* WHAT TO PRODUCE: Pick every line from the data that holds the word "JSON".

===== MATERIALS PROVIDED

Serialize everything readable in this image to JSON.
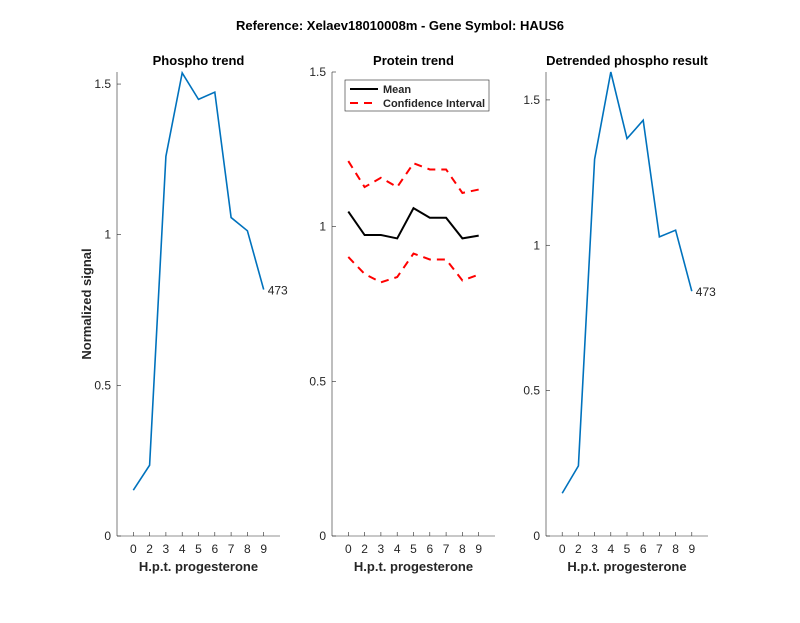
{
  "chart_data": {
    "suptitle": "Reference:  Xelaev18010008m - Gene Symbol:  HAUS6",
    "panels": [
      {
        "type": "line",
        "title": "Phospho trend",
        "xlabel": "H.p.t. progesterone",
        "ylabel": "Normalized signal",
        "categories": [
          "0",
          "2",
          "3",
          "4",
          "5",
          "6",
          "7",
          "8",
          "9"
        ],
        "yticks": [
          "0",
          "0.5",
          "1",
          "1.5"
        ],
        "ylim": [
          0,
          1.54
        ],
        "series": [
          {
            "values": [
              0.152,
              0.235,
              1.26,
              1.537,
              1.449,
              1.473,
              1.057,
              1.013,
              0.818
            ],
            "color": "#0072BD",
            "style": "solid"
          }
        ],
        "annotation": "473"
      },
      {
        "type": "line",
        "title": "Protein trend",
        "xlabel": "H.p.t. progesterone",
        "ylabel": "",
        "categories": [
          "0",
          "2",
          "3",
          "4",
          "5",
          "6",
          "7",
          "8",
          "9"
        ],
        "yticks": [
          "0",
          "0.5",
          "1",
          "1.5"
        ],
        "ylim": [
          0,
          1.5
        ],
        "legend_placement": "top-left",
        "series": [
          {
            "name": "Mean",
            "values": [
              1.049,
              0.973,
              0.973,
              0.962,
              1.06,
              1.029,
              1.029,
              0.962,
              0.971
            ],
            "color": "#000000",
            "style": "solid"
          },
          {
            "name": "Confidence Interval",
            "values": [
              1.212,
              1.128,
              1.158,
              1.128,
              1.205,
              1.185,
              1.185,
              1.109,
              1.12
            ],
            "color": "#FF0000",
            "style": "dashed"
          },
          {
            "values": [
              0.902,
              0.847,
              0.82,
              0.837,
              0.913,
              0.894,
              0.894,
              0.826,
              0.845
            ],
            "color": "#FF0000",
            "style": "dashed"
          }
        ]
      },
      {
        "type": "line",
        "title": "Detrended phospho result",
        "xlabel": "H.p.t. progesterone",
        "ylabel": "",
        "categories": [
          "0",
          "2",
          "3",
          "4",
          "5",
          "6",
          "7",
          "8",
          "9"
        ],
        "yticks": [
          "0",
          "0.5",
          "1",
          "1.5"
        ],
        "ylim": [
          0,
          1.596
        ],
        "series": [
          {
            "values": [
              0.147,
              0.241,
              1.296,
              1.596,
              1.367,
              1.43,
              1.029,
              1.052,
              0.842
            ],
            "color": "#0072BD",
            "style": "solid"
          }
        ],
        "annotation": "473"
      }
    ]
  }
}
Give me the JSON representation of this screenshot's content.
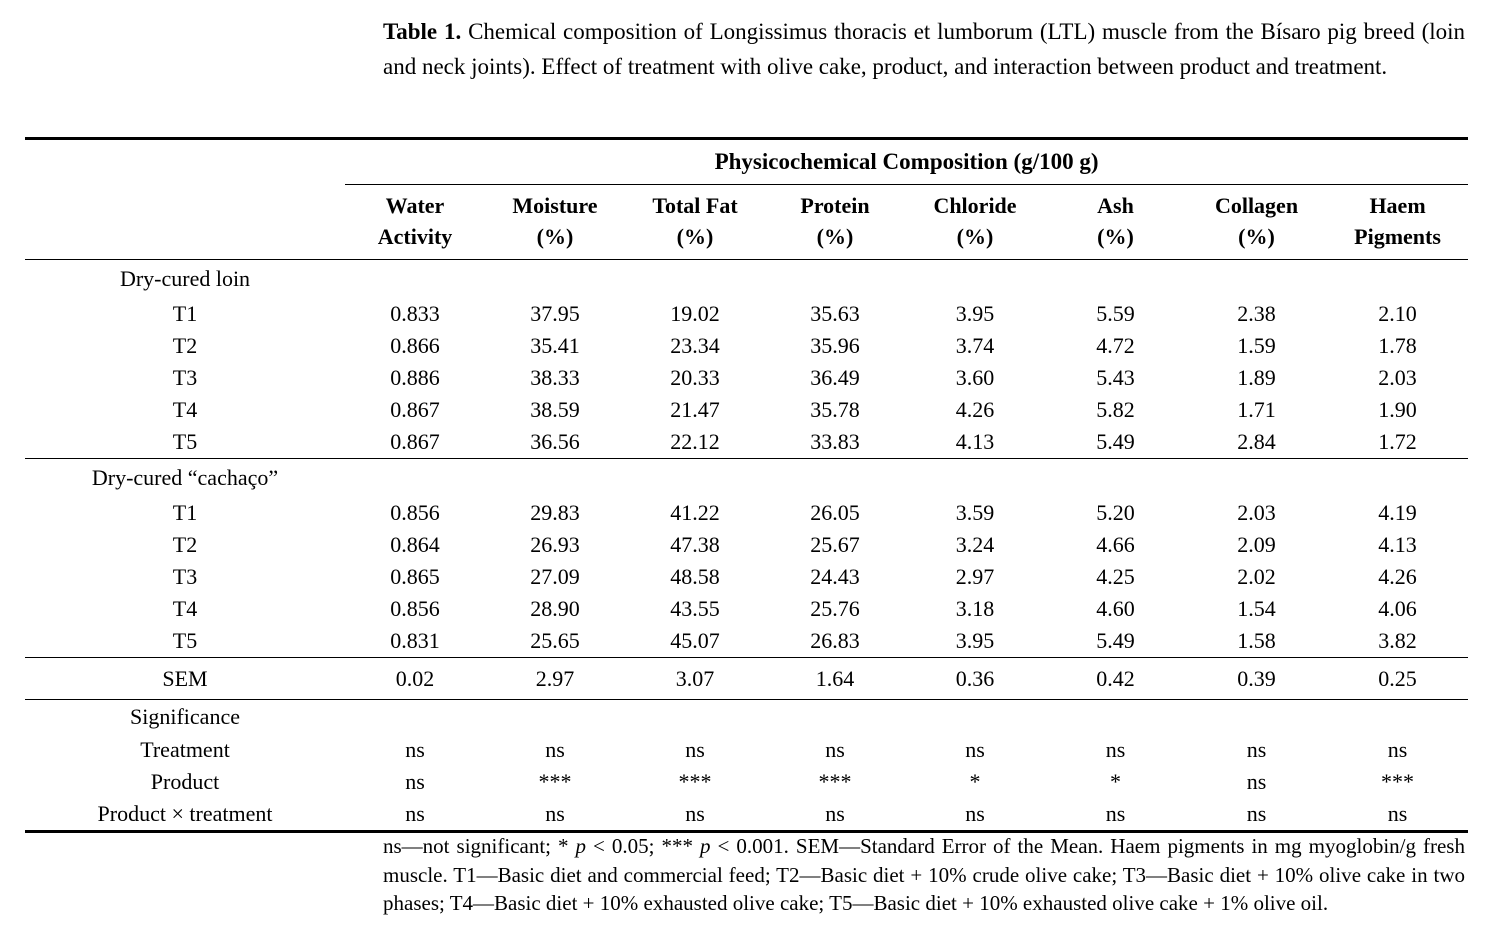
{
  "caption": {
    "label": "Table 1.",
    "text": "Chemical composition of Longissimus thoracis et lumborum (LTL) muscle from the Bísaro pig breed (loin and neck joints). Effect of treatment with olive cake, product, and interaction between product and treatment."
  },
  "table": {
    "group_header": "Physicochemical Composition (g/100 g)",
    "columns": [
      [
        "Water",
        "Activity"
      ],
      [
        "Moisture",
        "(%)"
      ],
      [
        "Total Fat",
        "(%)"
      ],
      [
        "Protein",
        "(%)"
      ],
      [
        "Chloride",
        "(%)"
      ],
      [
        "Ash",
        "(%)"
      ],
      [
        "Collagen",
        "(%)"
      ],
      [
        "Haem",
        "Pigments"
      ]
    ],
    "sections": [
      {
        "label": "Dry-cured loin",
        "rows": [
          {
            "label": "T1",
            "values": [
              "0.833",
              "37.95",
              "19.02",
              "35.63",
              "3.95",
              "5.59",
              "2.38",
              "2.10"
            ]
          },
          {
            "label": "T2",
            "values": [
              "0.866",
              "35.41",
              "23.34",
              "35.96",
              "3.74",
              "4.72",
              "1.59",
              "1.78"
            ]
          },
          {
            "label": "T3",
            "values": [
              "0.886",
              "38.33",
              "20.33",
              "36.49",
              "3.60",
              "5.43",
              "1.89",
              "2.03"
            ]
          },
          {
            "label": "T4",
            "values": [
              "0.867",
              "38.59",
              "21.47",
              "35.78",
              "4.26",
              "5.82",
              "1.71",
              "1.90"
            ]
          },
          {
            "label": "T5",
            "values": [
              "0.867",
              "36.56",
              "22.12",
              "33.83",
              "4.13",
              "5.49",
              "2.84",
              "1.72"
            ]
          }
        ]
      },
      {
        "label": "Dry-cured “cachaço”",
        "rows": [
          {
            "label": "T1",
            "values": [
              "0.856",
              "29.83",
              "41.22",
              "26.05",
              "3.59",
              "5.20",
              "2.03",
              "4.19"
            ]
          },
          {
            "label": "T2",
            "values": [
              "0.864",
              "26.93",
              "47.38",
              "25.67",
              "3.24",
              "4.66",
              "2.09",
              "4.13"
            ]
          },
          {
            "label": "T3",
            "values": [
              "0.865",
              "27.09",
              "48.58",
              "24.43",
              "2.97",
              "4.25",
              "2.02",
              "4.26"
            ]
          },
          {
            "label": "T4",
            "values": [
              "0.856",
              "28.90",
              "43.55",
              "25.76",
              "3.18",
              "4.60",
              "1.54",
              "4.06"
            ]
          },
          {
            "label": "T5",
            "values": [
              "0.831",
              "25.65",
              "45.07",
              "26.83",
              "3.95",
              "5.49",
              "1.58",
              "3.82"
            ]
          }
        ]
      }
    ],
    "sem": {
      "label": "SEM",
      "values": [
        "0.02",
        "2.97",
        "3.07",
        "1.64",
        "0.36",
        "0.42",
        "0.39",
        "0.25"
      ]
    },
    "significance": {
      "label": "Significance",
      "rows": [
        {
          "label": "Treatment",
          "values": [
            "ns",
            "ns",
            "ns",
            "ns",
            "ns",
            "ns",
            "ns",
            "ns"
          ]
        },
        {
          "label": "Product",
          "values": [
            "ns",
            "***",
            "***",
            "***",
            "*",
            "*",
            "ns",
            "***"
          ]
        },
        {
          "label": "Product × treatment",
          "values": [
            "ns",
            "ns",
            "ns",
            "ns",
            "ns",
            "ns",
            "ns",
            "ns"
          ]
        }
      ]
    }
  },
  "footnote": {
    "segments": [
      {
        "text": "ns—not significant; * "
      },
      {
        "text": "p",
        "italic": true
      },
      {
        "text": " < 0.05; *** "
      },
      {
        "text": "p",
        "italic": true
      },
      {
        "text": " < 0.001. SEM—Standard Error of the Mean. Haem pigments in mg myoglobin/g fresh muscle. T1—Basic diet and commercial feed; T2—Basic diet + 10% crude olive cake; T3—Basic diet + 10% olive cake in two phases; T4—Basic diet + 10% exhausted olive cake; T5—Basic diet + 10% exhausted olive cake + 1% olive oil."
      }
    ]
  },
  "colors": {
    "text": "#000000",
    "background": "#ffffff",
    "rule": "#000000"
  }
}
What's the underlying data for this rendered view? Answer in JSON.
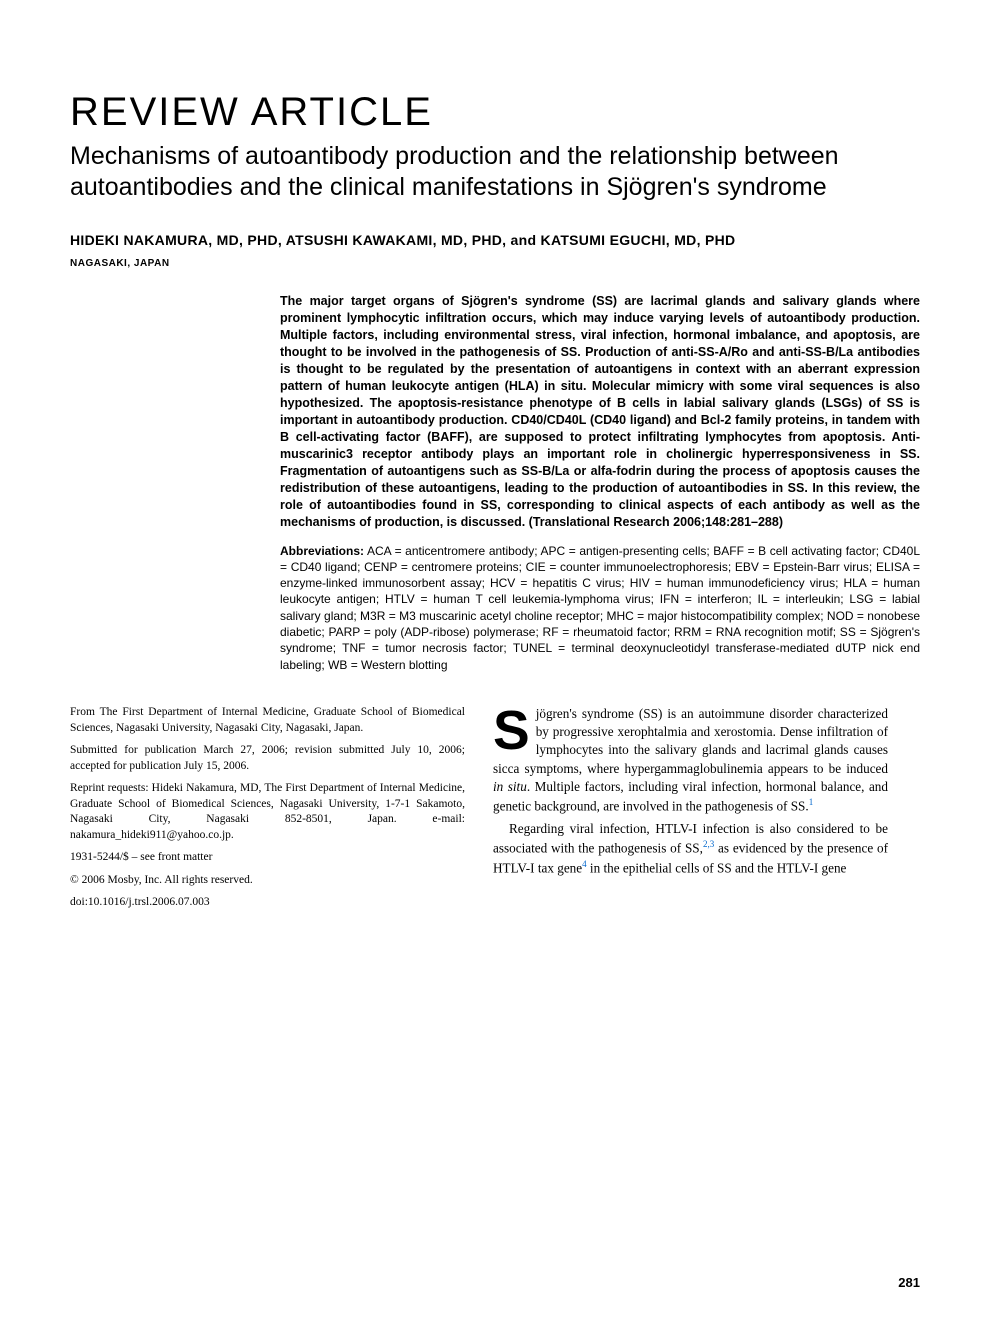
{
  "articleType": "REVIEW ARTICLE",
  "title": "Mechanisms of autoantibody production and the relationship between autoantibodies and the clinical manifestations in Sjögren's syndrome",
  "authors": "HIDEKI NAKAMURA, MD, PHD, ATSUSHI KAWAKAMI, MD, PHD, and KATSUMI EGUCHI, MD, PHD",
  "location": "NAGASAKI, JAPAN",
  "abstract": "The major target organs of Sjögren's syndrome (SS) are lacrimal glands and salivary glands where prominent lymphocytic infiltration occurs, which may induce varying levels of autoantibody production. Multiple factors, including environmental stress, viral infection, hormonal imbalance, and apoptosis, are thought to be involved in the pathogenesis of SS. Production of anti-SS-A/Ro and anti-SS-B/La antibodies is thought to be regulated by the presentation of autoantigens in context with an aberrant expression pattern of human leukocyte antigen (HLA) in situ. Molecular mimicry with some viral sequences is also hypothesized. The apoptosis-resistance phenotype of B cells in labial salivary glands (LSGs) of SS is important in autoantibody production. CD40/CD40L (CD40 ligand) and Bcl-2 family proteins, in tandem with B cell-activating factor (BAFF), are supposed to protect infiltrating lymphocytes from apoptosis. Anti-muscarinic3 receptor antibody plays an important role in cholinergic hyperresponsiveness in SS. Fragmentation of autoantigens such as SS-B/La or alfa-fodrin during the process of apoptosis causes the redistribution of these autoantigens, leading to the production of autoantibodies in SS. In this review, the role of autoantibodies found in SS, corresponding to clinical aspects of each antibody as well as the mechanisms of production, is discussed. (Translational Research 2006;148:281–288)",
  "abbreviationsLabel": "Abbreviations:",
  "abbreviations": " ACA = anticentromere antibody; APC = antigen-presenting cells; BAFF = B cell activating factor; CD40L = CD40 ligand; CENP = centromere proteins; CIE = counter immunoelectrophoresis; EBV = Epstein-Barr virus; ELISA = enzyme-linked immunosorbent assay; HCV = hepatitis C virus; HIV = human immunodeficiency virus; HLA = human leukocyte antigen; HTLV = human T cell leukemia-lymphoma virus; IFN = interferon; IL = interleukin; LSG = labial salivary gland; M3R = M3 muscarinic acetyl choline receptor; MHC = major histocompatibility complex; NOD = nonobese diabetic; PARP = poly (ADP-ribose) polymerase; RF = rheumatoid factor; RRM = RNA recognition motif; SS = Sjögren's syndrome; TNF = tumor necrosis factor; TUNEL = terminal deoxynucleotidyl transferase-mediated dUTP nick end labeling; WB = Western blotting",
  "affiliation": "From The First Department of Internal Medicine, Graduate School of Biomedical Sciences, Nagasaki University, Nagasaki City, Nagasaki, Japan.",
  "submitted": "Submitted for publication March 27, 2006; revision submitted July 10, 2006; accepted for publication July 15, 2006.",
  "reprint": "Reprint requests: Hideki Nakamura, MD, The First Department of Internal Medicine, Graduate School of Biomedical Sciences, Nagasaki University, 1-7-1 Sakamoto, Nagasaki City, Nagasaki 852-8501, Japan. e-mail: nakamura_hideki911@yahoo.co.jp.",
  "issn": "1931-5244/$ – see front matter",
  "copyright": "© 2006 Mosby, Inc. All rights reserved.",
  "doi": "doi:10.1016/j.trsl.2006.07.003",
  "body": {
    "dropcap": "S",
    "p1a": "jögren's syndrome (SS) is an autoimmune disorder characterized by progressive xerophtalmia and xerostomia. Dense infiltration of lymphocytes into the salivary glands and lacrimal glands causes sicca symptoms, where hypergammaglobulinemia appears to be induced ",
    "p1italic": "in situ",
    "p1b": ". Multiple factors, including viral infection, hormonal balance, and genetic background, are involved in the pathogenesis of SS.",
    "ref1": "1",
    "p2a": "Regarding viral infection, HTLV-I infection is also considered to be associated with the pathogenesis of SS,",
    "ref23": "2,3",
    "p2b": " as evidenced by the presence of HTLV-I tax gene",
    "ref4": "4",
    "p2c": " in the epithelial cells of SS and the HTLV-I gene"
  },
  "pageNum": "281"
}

==========

* SOLUTION:
Serialize everything readable in this image to JSON.
Give me the JSON representation of this screenshot's content.
What's the underlying data for this rendered view? Answer in JSON.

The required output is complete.